Task prompt:
From the entries below, copy every line that holds the word "source".

==== Stored data

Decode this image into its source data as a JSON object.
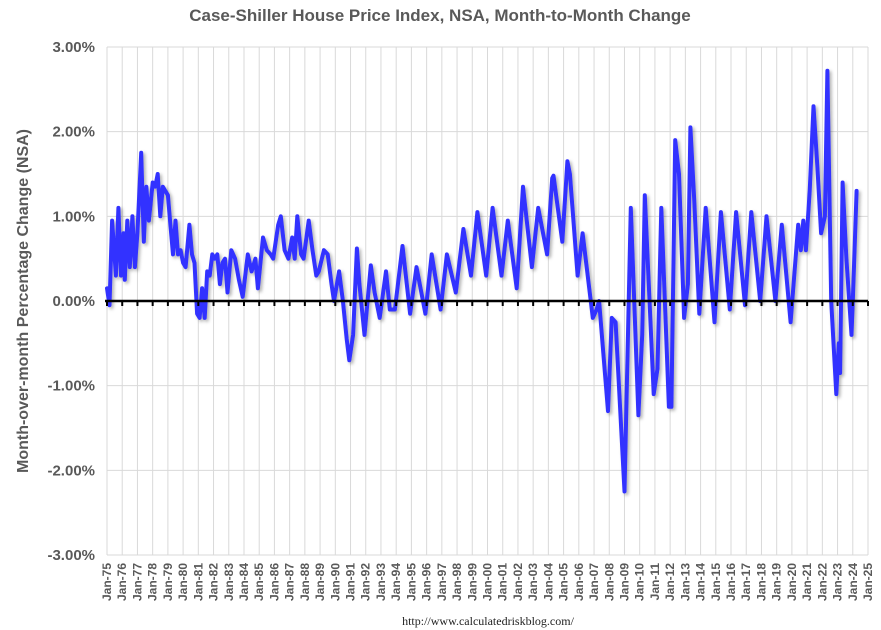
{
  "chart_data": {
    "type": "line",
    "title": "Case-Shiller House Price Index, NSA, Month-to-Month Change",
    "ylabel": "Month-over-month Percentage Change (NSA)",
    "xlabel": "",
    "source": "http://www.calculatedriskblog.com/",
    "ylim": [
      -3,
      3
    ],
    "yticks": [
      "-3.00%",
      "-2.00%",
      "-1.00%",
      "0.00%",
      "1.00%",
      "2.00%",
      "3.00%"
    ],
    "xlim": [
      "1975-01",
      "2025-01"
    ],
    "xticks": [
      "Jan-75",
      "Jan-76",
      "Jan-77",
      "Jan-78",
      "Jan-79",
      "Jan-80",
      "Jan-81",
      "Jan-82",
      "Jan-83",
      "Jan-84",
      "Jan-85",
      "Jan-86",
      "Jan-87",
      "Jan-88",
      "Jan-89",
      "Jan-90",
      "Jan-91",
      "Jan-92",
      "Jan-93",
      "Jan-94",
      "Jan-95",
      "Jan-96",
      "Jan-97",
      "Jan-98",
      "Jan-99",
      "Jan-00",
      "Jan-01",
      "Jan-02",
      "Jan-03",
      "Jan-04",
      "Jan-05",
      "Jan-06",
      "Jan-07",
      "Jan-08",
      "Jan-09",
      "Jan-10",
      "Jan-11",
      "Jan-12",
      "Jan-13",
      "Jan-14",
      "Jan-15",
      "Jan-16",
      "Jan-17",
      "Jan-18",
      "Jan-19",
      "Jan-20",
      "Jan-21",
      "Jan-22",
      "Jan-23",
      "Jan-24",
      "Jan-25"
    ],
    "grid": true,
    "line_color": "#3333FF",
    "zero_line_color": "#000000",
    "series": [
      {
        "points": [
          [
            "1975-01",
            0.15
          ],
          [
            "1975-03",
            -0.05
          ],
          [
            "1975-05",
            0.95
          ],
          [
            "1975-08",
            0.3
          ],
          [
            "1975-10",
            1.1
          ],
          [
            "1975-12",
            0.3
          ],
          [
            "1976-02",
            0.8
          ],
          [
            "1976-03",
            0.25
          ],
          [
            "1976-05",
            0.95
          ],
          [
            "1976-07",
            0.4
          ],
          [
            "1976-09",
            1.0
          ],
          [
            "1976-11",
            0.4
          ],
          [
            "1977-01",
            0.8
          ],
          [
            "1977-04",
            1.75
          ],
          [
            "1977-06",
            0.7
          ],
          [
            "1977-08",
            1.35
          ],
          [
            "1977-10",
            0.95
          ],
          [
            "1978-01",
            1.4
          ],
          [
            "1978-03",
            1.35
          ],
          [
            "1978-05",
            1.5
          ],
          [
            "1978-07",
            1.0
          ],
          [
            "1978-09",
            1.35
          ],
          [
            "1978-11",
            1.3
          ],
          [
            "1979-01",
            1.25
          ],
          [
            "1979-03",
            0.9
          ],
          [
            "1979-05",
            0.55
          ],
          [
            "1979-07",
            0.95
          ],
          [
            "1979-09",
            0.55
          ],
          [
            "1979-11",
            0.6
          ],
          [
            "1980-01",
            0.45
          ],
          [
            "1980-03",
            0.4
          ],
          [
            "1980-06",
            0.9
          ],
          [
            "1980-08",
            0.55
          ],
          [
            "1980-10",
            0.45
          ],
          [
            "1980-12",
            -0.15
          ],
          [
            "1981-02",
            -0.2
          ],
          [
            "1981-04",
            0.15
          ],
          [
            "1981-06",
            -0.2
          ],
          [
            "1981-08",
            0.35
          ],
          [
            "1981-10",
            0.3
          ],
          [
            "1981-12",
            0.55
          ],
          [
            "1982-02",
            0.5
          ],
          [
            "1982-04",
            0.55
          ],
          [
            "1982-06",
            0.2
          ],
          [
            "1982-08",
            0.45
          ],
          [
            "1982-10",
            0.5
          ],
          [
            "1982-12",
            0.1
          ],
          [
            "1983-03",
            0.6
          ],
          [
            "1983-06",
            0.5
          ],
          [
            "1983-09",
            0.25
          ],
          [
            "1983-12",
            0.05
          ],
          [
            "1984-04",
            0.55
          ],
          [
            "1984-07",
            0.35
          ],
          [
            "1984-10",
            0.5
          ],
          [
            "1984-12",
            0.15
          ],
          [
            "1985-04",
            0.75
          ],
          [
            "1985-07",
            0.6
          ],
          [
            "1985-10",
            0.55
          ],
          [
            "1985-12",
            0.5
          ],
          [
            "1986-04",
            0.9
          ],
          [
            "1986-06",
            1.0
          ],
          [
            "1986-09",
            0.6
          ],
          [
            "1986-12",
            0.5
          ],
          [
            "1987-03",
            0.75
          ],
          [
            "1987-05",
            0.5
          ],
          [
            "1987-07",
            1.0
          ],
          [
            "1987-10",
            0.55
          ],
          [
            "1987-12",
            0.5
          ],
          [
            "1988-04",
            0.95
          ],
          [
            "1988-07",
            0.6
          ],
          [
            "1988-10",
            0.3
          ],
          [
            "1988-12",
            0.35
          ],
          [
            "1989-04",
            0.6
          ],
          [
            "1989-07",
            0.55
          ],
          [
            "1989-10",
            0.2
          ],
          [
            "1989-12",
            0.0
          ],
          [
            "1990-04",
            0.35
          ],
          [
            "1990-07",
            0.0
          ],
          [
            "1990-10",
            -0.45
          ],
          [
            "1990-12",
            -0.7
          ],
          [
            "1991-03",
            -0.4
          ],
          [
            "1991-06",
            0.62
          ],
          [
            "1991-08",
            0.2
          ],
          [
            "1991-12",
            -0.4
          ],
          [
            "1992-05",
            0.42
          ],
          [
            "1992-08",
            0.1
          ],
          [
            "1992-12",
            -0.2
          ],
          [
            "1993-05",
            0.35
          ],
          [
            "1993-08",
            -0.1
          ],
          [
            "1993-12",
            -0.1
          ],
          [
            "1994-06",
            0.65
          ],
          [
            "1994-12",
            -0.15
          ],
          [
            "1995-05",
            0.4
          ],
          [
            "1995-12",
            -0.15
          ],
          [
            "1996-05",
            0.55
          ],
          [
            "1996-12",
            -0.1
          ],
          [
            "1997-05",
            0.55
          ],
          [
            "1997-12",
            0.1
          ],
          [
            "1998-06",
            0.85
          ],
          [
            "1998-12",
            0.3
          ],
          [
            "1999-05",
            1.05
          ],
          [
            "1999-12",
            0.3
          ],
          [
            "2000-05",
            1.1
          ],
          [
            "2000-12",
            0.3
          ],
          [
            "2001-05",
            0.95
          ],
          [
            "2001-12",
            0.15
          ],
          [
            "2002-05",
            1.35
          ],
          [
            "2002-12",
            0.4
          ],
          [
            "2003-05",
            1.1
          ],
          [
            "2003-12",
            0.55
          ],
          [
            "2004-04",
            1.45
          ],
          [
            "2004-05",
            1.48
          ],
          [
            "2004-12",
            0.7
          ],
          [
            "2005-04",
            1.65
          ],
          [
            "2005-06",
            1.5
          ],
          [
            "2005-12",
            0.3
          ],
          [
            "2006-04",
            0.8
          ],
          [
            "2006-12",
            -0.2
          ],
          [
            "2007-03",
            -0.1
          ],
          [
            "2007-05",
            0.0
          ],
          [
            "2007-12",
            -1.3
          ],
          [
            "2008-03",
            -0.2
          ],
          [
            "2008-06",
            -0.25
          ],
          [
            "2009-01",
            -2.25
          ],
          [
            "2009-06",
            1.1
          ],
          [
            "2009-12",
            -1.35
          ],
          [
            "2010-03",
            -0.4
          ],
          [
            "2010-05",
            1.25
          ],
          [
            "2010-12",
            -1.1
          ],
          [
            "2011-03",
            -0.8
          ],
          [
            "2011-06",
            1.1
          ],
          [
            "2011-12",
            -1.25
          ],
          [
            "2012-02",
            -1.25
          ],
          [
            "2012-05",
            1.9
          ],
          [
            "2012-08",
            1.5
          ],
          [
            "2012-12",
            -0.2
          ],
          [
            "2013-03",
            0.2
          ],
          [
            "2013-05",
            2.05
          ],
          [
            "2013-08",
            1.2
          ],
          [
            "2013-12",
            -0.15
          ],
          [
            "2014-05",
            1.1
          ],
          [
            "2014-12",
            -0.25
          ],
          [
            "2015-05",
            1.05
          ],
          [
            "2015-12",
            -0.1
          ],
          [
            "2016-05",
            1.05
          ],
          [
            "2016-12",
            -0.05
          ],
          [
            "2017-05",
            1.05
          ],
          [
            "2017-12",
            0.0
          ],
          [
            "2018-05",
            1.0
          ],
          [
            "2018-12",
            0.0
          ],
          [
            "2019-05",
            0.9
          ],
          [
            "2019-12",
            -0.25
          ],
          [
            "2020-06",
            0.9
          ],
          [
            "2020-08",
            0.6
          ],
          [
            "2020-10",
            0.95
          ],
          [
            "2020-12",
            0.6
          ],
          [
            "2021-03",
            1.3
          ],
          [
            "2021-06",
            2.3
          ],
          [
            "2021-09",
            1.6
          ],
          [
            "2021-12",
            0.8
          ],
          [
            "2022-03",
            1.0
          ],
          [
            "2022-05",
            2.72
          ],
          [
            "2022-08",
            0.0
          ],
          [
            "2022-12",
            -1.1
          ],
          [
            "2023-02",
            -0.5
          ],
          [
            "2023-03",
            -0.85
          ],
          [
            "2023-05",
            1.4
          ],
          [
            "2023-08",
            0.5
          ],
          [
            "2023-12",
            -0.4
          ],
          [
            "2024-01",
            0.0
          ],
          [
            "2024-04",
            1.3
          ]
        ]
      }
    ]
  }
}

========

Task response:
Decode this image into its source data as a JSON object.
    "source": "http://www.calculatedriskblog.com/",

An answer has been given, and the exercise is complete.